Data records

* * *

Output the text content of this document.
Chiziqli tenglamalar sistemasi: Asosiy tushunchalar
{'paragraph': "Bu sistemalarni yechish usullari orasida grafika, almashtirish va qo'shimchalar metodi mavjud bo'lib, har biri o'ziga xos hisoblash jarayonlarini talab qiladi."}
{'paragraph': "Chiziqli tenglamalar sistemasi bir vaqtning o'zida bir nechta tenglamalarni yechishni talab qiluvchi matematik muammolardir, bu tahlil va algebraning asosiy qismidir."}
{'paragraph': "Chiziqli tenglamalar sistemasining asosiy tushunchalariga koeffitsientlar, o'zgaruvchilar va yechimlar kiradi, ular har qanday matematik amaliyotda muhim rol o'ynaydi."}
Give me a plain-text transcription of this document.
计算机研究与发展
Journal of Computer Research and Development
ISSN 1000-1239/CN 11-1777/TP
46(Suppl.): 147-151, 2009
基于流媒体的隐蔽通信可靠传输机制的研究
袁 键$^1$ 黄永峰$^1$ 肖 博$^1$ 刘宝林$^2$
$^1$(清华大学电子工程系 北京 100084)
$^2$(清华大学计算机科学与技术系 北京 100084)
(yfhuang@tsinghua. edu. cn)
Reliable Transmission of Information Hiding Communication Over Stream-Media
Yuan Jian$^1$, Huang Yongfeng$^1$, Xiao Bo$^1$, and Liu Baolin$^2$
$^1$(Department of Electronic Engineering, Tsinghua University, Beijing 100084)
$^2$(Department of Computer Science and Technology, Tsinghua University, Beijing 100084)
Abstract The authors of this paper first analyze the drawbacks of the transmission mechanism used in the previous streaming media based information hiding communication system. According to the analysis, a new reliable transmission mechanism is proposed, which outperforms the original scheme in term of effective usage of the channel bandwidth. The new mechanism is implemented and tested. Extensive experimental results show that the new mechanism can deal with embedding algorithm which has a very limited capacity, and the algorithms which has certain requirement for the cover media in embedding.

* * *

Pick out and copy the lines of the entries that hold the string "Beijing".

$^1$(Department of Electronic Engineering, Tsinghua University, Beijing 100084)
$^2$(Department of Computer Science and Technology, Tsinghua University, Beijing 100084)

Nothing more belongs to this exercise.